DIRECTION:
Copy out exactly the lines running from the one with "Output a JSON" through the final line, both ends included, and nothing else. Pictures stay out of the copy.

DATASET ROWS:
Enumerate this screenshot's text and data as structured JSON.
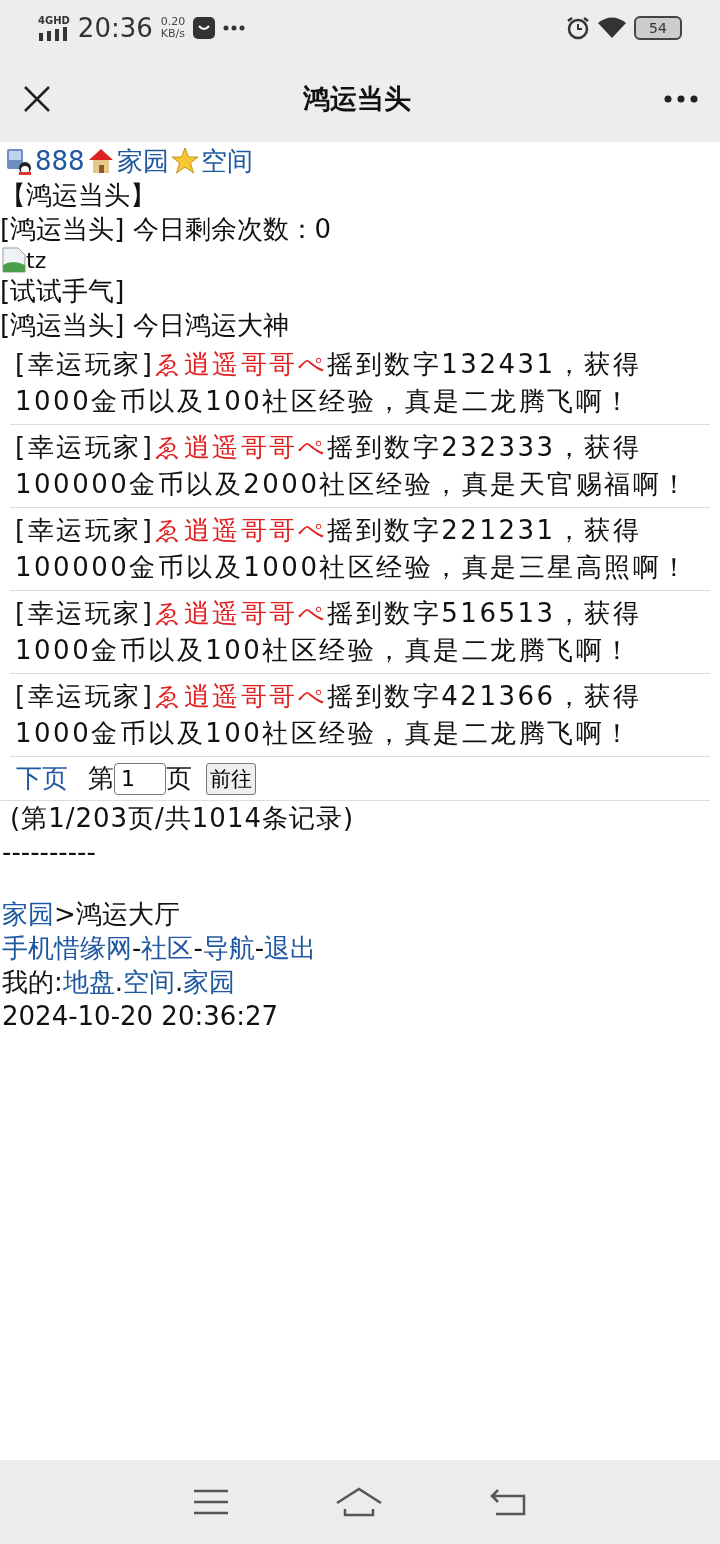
{
  "status_bar": {
    "network": "4GHD",
    "time": "20:36",
    "speed": "0.20",
    "speed_unit": "KB/s",
    "battery": "54"
  },
  "header": {
    "title": "鸿运当头"
  },
  "top_links": [
    {
      "kind": "qq",
      "text": "888"
    },
    {
      "kind": "house",
      "text": "家园"
    },
    {
      "kind": "star",
      "text": "空间"
    }
  ],
  "heading": "【鸿运当头】",
  "remaining": "[鸿运当头] 今日剩余次数：0",
  "broken_image_alt": "tz",
  "try_link": "[试试手气]",
  "winners_heading": "[鸿运当头] 今日鸿运大神",
  "records": [
    {
      "tag": "[幸运玩家]",
      "player": "ゑ逍遥哥哥ぺ",
      "text": "摇到数字132431，获得1000金币以及100社区经验，真是二龙腾飞啊！"
    },
    {
      "tag": "[幸运玩家]",
      "player": "ゑ逍遥哥哥ぺ",
      "text": "摇到数字232333，获得100000金币以及2000社区经验，真是天官赐福啊！"
    },
    {
      "tag": "[幸运玩家]",
      "player": "ゑ逍遥哥哥ぺ",
      "text": "摇到数字221231，获得100000金币以及1000社区经验，真是三星高照啊！"
    },
    {
      "tag": "[幸运玩家]",
      "player": "ゑ逍遥哥哥ぺ",
      "text": "摇到数字516513，获得1000金币以及100社区经验，真是二龙腾飞啊！"
    },
    {
      "tag": "[幸运玩家]",
      "player": "ゑ逍遥哥哥ぺ",
      "text": "摇到数字421366，获得1000金币以及100社区经验，真是二龙腾飞啊！"
    }
  ],
  "pager": {
    "next": "下页",
    "prefix": "第",
    "page": "1",
    "suffix": "页",
    "go": "前往",
    "summary": "(第1/203页/共1014条记录)"
  },
  "dashes": "----------",
  "breadcrumb": {
    "link": "家园",
    "rest": ">鸿运大厅"
  },
  "footer_links": {
    "separator": "-",
    "links": [
      "手机惜缘网",
      "社区",
      "导航",
      "退出"
    ]
  },
  "mine": {
    "label": "我的:",
    "separator": ".",
    "links": [
      "地盘",
      "空间",
      "家园"
    ]
  },
  "timestamp": "2024-10-20 20:36:27"
}
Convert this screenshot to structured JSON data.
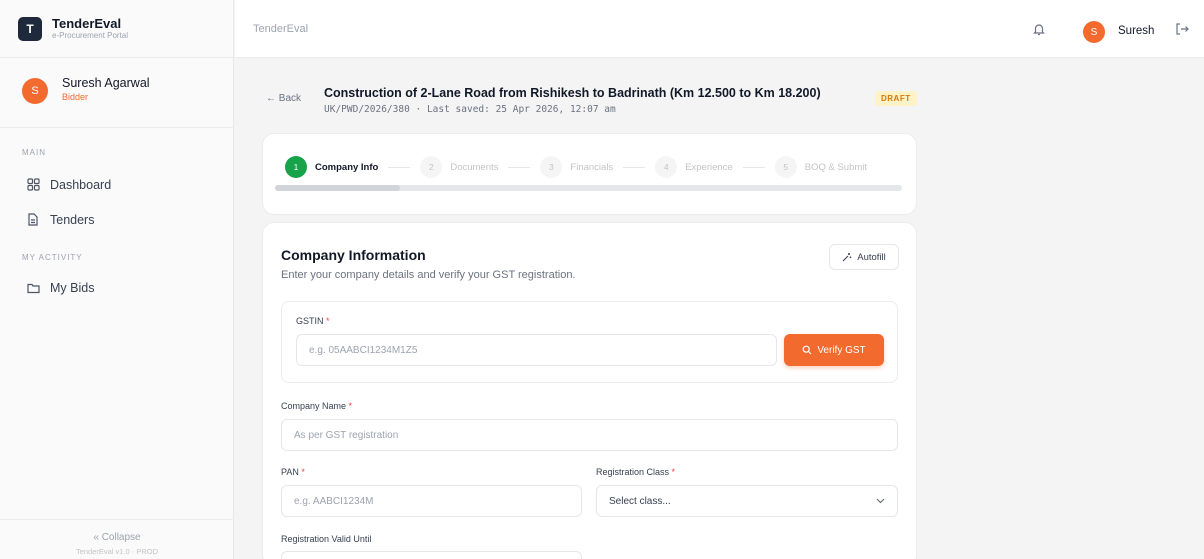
{
  "brand": {
    "logo_letter": "T",
    "name": "TenderEval",
    "subtitle": "e-Procurement Portal"
  },
  "user": {
    "initial": "S",
    "name": "Suresh Agarwal",
    "role": "Bidder"
  },
  "sidebar": {
    "section_main": "MAIN",
    "items_main": [
      {
        "label": "Dashboard",
        "icon": "grid-icon"
      },
      {
        "label": "Tenders",
        "icon": "document-icon"
      }
    ],
    "section_activity": "MY ACTIVITY",
    "items_activity": [
      {
        "label": "My Bids",
        "icon": "folder-icon"
      }
    ],
    "collapse_label": "« Collapse",
    "version": "TenderEval v1.0 · PROD"
  },
  "topbar": {
    "title": "TenderEval",
    "user_initial": "S",
    "user_name": "Suresh"
  },
  "header": {
    "back_label": "← Back",
    "tender_title": "Construction of 2-Lane Road from Rishikesh to Badrinath (Km 12.500 to Km 18.200)",
    "tender_meta": "UK/PWD/2026/380 · Last saved: 25 Apr 2026, 12:07 am",
    "status": "DRAFT"
  },
  "stepper": {
    "steps": [
      {
        "num": "1",
        "label": "Company Info"
      },
      {
        "num": "2",
        "label": "Documents"
      },
      {
        "num": "3",
        "label": "Financials"
      },
      {
        "num": "4",
        "label": "Experience"
      },
      {
        "num": "5",
        "label": "BOQ & Submit"
      }
    ],
    "progress": 0.2
  },
  "form": {
    "title": "Company Information",
    "subtitle": "Enter your company details and verify your GST registration.",
    "autofill_label": "Autofill",
    "gstin_label": "GSTIN",
    "gstin_placeholder": "e.g. 05AABCI1234M1Z5",
    "verify_label": "Verify GST",
    "company_name_label": "Company Name",
    "company_name_placeholder": "As per GST registration",
    "pan_label": "PAN",
    "pan_placeholder": "e.g. AABCI1234M",
    "reg_class_label": "Registration Class",
    "reg_class_value": "Select class...",
    "reg_valid_label": "Registration Valid Until",
    "required_mark": "*"
  },
  "colors": {
    "accent": "#f26a2e",
    "success": "#16a34a",
    "draft": "#d97706"
  }
}
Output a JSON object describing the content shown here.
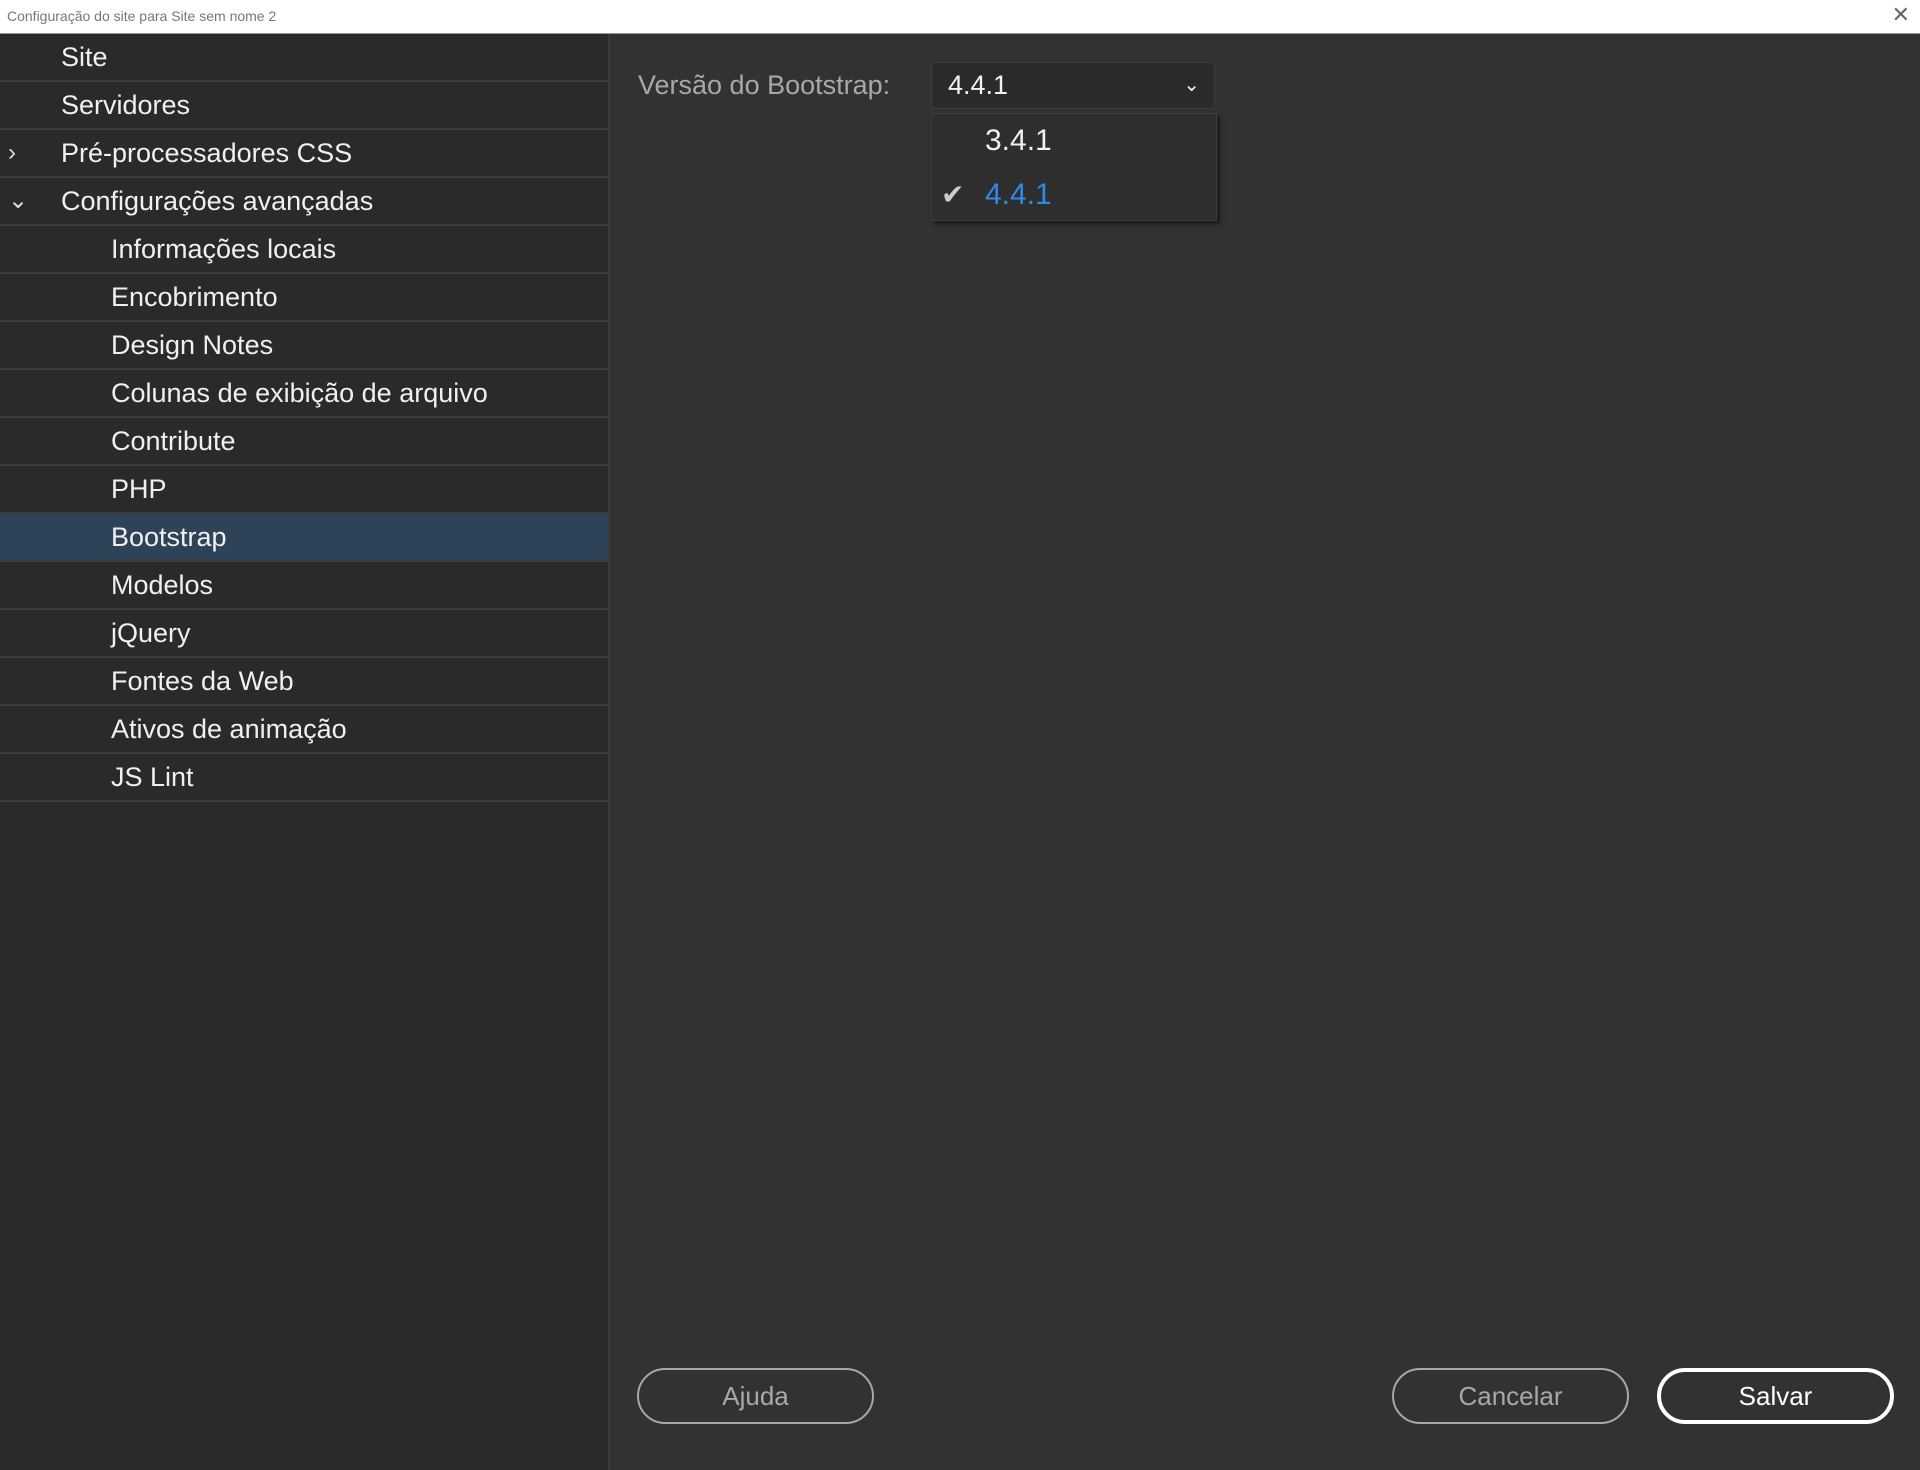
{
  "window": {
    "title": "Configuração do site para Site sem nome 2",
    "close": "✕"
  },
  "sidebar": {
    "items": [
      {
        "label": "Site",
        "level": 0,
        "chevron": ""
      },
      {
        "label": "Servidores",
        "level": 0,
        "chevron": ""
      },
      {
        "label": "Pré-processadores CSS",
        "level": 0,
        "chevron": "›"
      },
      {
        "label": "Configurações avançadas",
        "level": 0,
        "chevron": "⌄"
      },
      {
        "label": "Informações locais",
        "level": 1
      },
      {
        "label": "Encobrimento",
        "level": 1
      },
      {
        "label": "Design Notes",
        "level": 1
      },
      {
        "label": "Colunas de exibição de arquivo",
        "level": 1
      },
      {
        "label": "Contribute",
        "level": 1
      },
      {
        "label": "PHP",
        "level": 1
      },
      {
        "label": "Bootstrap",
        "level": 1,
        "selected": true
      },
      {
        "label": "Modelos",
        "level": 1
      },
      {
        "label": "jQuery",
        "level": 1
      },
      {
        "label": "Fontes da Web",
        "level": 1
      },
      {
        "label": "Ativos de animação",
        "level": 1
      },
      {
        "label": "JS Lint",
        "level": 1
      }
    ]
  },
  "main": {
    "label": "Versão do Bootstrap:",
    "selected": "4.4.1",
    "options": [
      {
        "label": "3.4.1",
        "checked": false
      },
      {
        "label": "4.4.1",
        "checked": true
      }
    ],
    "accent": "#2d8ceb"
  },
  "buttons": {
    "help": "Ajuda",
    "cancel": "Cancelar",
    "save": "Salvar"
  }
}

FULL RESPONSE:
Output a JSON object describing the content shown here.
{
  "window": {
    "title": "Configuração do site para Site sem nome 2",
    "close": "✕"
  },
  "sidebar": {
    "items": [
      {
        "label": "Site",
        "level": 0,
        "chevron": ""
      },
      {
        "label": "Servidores",
        "level": 0,
        "chevron": ""
      },
      {
        "label": "Pré-processadores CSS",
        "level": 0,
        "chevron": "›"
      },
      {
        "label": "Configurações avançadas",
        "level": 0,
        "chevron": "⌄"
      },
      {
        "label": "Informações locais",
        "level": 1
      },
      {
        "label": "Encobrimento",
        "level": 1
      },
      {
        "label": "Design Notes",
        "level": 1
      },
      {
        "label": "Colunas de exibição de arquivo",
        "level": 1
      },
      {
        "label": "Contribute",
        "level": 1
      },
      {
        "label": "PHP",
        "level": 1
      },
      {
        "label": "Bootstrap",
        "level": 1,
        "selected": true
      },
      {
        "label": "Modelos",
        "level": 1
      },
      {
        "label": "jQuery",
        "level": 1
      },
      {
        "label": "Fontes da Web",
        "level": 1
      },
      {
        "label": "Ativos de animação",
        "level": 1
      },
      {
        "label": "JS Lint",
        "level": 1
      }
    ]
  },
  "main": {
    "label": "Versão do Bootstrap:",
    "selected": "4.4.1",
    "options": [
      {
        "label": "3.4.1",
        "checked": false
      },
      {
        "label": "4.4.1",
        "checked": true
      }
    ],
    "accent": "#2d8ceb"
  },
  "buttons": {
    "help": "Ajuda",
    "cancel": "Cancelar",
    "save": "Salvar"
  }
}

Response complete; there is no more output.